■ **To do**: In the entries that follow, count each line containing "slope" and state the total, nothing more.

■ **Data**:
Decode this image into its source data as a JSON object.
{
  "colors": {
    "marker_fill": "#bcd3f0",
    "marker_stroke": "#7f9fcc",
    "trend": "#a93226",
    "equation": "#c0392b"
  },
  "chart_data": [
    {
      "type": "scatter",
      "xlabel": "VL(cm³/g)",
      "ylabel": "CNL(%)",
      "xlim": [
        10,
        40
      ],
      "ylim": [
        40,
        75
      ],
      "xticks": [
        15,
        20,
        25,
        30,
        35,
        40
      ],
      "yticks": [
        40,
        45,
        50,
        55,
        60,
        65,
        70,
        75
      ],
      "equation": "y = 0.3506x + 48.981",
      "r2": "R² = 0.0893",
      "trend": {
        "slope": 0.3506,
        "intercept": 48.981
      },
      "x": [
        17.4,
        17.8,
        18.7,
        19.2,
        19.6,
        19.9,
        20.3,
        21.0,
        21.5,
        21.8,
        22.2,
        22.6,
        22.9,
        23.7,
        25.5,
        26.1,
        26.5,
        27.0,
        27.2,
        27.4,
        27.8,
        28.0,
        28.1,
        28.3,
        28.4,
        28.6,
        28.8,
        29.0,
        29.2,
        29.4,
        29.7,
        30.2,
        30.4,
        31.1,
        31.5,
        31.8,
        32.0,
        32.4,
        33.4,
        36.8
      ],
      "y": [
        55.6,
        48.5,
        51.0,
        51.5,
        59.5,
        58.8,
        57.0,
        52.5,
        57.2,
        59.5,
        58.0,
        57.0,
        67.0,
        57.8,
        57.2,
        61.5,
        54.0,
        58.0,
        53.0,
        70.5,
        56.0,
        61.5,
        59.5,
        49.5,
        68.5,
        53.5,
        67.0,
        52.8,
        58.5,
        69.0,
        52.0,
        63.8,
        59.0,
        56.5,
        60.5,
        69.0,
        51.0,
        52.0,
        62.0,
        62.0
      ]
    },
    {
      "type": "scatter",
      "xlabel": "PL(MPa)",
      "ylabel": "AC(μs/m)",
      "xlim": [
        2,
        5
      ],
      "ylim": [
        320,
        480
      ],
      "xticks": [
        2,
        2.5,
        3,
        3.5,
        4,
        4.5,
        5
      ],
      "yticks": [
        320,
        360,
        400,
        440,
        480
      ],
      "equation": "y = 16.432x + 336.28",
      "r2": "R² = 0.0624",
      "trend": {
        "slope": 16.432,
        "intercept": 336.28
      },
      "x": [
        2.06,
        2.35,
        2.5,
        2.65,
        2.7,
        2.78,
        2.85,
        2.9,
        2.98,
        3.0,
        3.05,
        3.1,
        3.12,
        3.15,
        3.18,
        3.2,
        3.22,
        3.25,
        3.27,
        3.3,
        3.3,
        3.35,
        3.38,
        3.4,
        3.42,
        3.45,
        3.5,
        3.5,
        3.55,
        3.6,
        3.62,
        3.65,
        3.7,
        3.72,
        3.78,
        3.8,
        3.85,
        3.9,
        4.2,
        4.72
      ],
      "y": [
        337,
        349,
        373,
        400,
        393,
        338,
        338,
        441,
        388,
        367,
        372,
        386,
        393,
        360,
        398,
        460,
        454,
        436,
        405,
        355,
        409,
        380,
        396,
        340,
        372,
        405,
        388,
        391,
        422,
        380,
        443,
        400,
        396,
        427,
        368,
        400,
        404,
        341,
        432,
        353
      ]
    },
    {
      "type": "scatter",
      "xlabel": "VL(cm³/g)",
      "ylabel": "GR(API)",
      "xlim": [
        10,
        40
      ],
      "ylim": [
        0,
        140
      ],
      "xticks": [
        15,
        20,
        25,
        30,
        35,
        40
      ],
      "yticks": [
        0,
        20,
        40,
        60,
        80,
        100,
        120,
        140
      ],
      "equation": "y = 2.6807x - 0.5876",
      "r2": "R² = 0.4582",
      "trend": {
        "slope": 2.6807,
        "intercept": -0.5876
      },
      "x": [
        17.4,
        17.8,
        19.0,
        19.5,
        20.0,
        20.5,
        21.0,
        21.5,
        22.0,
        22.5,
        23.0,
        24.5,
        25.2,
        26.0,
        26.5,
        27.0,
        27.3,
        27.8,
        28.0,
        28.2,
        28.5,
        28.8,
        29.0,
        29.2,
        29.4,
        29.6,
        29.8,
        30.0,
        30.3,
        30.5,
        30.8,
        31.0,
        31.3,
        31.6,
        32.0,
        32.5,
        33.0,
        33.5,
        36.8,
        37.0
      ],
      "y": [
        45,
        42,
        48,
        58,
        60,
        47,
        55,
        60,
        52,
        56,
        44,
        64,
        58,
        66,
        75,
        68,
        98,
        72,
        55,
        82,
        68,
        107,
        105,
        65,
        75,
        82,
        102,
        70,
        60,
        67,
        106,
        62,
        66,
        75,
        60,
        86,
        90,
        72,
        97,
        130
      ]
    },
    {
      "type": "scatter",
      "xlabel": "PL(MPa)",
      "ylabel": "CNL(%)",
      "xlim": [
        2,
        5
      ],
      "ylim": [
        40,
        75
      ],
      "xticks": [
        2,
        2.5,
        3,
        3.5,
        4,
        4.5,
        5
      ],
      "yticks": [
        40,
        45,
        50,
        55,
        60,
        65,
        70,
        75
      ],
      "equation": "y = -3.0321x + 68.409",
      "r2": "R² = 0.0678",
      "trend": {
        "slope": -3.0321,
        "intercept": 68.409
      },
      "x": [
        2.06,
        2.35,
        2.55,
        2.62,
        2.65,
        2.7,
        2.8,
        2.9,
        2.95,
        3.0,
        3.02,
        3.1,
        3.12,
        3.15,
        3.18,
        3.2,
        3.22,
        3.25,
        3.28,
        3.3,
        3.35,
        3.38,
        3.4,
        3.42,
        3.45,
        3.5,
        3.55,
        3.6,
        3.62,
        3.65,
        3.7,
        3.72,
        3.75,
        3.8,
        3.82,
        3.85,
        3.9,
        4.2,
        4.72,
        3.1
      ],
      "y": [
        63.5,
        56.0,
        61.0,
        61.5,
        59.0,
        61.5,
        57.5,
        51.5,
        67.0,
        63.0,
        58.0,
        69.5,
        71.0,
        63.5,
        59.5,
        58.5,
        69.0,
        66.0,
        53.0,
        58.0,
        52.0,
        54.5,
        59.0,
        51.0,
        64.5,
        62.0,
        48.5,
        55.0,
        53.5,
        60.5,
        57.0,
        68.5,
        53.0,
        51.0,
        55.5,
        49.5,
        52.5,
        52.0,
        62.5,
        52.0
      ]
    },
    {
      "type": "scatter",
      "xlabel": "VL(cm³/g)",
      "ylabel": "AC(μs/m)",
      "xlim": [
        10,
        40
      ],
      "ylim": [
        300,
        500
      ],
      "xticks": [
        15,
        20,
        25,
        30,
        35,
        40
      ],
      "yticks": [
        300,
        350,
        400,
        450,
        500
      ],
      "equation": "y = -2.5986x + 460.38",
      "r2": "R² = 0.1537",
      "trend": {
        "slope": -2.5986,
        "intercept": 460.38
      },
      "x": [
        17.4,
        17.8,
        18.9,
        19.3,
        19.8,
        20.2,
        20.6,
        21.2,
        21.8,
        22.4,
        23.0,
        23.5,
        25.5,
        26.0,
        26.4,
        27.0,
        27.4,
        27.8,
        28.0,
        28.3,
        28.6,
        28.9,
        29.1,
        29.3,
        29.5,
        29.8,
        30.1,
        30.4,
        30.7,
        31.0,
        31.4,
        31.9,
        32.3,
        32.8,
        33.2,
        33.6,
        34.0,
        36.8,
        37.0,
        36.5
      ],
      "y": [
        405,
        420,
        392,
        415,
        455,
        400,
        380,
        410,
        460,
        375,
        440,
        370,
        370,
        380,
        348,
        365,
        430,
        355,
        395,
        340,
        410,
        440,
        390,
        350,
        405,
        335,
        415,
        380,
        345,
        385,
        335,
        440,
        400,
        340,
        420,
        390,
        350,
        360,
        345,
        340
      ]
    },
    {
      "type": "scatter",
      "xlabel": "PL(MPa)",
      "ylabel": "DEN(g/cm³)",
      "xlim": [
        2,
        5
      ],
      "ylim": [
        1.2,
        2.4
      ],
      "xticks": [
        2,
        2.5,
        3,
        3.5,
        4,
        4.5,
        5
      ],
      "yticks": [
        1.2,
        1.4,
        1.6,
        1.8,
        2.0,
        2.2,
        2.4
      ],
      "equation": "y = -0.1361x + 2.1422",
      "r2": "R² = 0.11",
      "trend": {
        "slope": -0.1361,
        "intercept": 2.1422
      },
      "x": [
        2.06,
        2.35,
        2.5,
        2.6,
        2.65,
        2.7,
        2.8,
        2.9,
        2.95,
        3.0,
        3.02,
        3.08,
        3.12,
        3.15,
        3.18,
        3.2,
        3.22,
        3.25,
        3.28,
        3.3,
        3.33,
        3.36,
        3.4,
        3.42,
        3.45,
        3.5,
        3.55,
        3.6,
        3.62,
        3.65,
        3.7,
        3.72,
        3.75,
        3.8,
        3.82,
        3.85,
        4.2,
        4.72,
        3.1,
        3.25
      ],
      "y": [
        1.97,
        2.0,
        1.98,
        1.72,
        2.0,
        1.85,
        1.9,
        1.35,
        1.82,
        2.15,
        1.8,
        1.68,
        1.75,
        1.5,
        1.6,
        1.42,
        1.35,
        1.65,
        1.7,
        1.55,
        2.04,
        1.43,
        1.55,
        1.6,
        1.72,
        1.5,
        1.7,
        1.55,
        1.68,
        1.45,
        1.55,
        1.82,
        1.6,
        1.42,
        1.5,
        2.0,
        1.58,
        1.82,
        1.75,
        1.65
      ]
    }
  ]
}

■ **Expected answer**: 6